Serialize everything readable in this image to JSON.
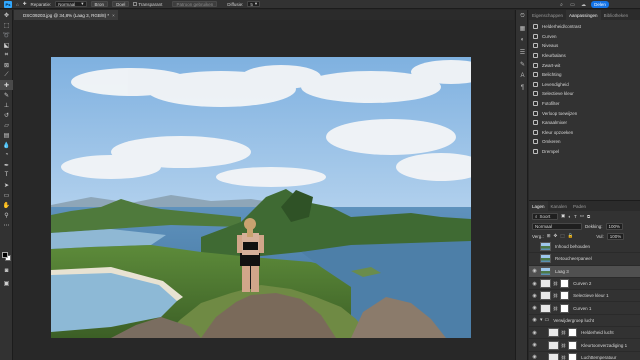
{
  "options_bar": {
    "app_badge": "Ps",
    "mode_label": "Reparatie:",
    "mode_value": "Normaal",
    "source_button": "Bron",
    "destination_button": "Doel",
    "transparent_label": "Transparant",
    "pattern_button": "Patroon gebruiken",
    "diffusion_label": "Diffusie:",
    "diffusion_value": "5",
    "share_label": "Delen"
  },
  "document": {
    "tab_title": "DSC09203.jpg @ 34,8% (Laag 3, RGB/8) *",
    "close_glyph": "×"
  },
  "panels": {
    "top_tabs": [
      "Eigenschappen",
      "Aanpassingen",
      "Bibliotheken"
    ],
    "active_top_tab": "Aanpassingen",
    "adjustments": [
      "Helderheid/contrast",
      "Curven",
      "Niveaus",
      "Kleurbalans",
      "Zwart-wit",
      "Belichting",
      "Levendigheid",
      "Selectieve kleur",
      "Fotofilter",
      "Verloop toewijzen",
      "Kanaalmixer",
      "Kleur opzoeken",
      "Omkeren",
      "Drempel"
    ],
    "layer_tabs": [
      "Lagen",
      "Kanalen",
      "Paden"
    ],
    "active_layer_tab": "Lagen",
    "filter_value": "Soort",
    "blend_mode": "Normaal",
    "opacity_label": "Dekking:",
    "opacity_value": "100%",
    "lock_label": "Verg.:",
    "fill_label": "Vul:",
    "fill_value": "100%",
    "layers": [
      {
        "name": "Inhoud behouden",
        "kind": "img",
        "visible": false,
        "mask": false,
        "selected": false,
        "indent": false
      },
      {
        "name": "Retoucheerpaneel",
        "kind": "img",
        "visible": false,
        "mask": false,
        "selected": false,
        "indent": false
      },
      {
        "name": "Laag 3",
        "kind": "img",
        "visible": true,
        "mask": false,
        "selected": true,
        "indent": false
      },
      {
        "name": "Curven 2",
        "kind": "adj",
        "visible": true,
        "mask": true,
        "selected": false,
        "indent": false
      },
      {
        "name": "Selectieve kleur 1",
        "kind": "adj",
        "visible": true,
        "mask": true,
        "selected": false,
        "indent": false
      },
      {
        "name": "Curven 1",
        "kind": "adj",
        "visible": true,
        "mask": true,
        "selected": false,
        "indent": false
      },
      {
        "name": "Verwijdergroep lucht",
        "kind": "folder",
        "visible": true,
        "mask": false,
        "selected": false,
        "indent": false
      },
      {
        "name": "Helderheid lucht",
        "kind": "adj",
        "visible": true,
        "mask": true,
        "selected": false,
        "indent": true
      },
      {
        "name": "Kleurtoonverzadiging 1",
        "kind": "adj",
        "visible": true,
        "mask": true,
        "selected": false,
        "indent": true
      },
      {
        "name": "Luchttemperatuur",
        "kind": "adj",
        "visible": true,
        "mask": true,
        "selected": false,
        "indent": true
      }
    ]
  },
  "colors": {
    "accent": "#1473e6",
    "foreground_swatch": "#000000",
    "background_swatch": "#ffffff",
    "panel_bg": "#323232",
    "workspace_bg": "#282828"
  }
}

Aim | Return the material exactly as given, apart from the pictures.

Full response |
Serialize everything readable in this image to JSON.
{
  "options_bar": {
    "app_badge": "Ps",
    "mode_label": "Reparatie:",
    "mode_value": "Normaal",
    "source_button": "Bron",
    "destination_button": "Doel",
    "transparent_label": "Transparant",
    "pattern_button": "Patroon gebruiken",
    "diffusion_label": "Diffusie:",
    "diffusion_value": "5",
    "share_label": "Delen"
  },
  "document": {
    "tab_title": "DSC09203.jpg @ 34,8% (Laag 3, RGB/8) *",
    "close_glyph": "×"
  },
  "panels": {
    "top_tabs": [
      "Eigenschappen",
      "Aanpassingen",
      "Bibliotheken"
    ],
    "active_top_tab": "Aanpassingen",
    "adjustments": [
      "Helderheid/contrast",
      "Curven",
      "Niveaus",
      "Kleurbalans",
      "Zwart-wit",
      "Belichting",
      "Levendigheid",
      "Selectieve kleur",
      "Fotofilter",
      "Verloop toewijzen",
      "Kanaalmixer",
      "Kleur opzoeken",
      "Omkeren",
      "Drempel"
    ],
    "layer_tabs": [
      "Lagen",
      "Kanalen",
      "Paden"
    ],
    "active_layer_tab": "Lagen",
    "filter_value": "Soort",
    "blend_mode": "Normaal",
    "opacity_label": "Dekking:",
    "opacity_value": "100%",
    "lock_label": "Verg.:",
    "fill_label": "Vul:",
    "fill_value": "100%",
    "layers": [
      {
        "name": "Inhoud behouden",
        "kind": "img",
        "visible": false,
        "mask": false,
        "selected": false,
        "indent": false
      },
      {
        "name": "Retoucheerpaneel",
        "kind": "img",
        "visible": false,
        "mask": false,
        "selected": false,
        "indent": false
      },
      {
        "name": "Laag 3",
        "kind": "img",
        "visible": true,
        "mask": false,
        "selected": true,
        "indent": false
      },
      {
        "name": "Curven 2",
        "kind": "adj",
        "visible": true,
        "mask": true,
        "selected": false,
        "indent": false
      },
      {
        "name": "Selectieve kleur 1",
        "kind": "adj",
        "visible": true,
        "mask": true,
        "selected": false,
        "indent": false
      },
      {
        "name": "Curven 1",
        "kind": "adj",
        "visible": true,
        "mask": true,
        "selected": false,
        "indent": false
      },
      {
        "name": "Verwijdergroep lucht",
        "kind": "folder",
        "visible": true,
        "mask": false,
        "selected": false,
        "indent": false
      },
      {
        "name": "Helderheid lucht",
        "kind": "adj",
        "visible": true,
        "mask": true,
        "selected": false,
        "indent": true
      },
      {
        "name": "Kleurtoonverzadiging 1",
        "kind": "adj",
        "visible": true,
        "mask": true,
        "selected": false,
        "indent": true
      },
      {
        "name": "Luchttemperatuur",
        "kind": "adj",
        "visible": true,
        "mask": true,
        "selected": false,
        "indent": true
      }
    ]
  },
  "colors": {
    "accent": "#1473e6",
    "foreground_swatch": "#000000",
    "background_swatch": "#ffffff",
    "panel_bg": "#323232",
    "workspace_bg": "#282828"
  }
}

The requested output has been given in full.